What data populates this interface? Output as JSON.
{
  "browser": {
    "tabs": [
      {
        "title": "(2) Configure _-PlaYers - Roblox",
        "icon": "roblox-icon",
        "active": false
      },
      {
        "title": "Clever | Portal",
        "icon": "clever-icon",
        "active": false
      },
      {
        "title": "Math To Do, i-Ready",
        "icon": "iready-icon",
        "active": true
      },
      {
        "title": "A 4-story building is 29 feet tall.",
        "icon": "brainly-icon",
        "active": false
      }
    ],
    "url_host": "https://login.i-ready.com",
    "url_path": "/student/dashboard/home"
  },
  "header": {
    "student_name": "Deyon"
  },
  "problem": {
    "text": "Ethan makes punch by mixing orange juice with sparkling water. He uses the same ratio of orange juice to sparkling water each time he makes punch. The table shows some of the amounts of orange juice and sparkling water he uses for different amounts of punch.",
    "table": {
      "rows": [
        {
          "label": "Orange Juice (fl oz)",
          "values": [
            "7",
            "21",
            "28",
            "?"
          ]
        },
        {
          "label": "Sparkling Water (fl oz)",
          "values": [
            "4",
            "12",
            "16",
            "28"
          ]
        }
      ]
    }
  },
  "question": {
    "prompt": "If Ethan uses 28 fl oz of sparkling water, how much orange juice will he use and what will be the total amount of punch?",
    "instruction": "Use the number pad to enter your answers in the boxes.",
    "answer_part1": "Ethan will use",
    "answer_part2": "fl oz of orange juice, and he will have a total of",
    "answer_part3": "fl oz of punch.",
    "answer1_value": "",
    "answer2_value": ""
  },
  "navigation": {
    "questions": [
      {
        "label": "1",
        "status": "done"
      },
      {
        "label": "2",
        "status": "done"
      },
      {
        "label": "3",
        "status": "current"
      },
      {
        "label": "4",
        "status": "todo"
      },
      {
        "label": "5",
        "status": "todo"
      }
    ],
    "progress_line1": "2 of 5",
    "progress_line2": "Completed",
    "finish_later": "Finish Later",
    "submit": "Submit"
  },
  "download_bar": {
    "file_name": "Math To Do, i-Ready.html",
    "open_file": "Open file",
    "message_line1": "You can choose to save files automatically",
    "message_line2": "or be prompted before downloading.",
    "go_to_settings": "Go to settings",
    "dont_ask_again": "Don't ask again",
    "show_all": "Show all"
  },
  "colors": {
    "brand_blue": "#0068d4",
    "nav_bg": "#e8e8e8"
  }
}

+ + + + +

# [PROMPT]
Select and copy every line from the records that includes the word "Math".

# [WORKED SOLUTION]
        "title": "Math To Do, i-Ready",
    "file_name": "Math To Do, i-Ready.html",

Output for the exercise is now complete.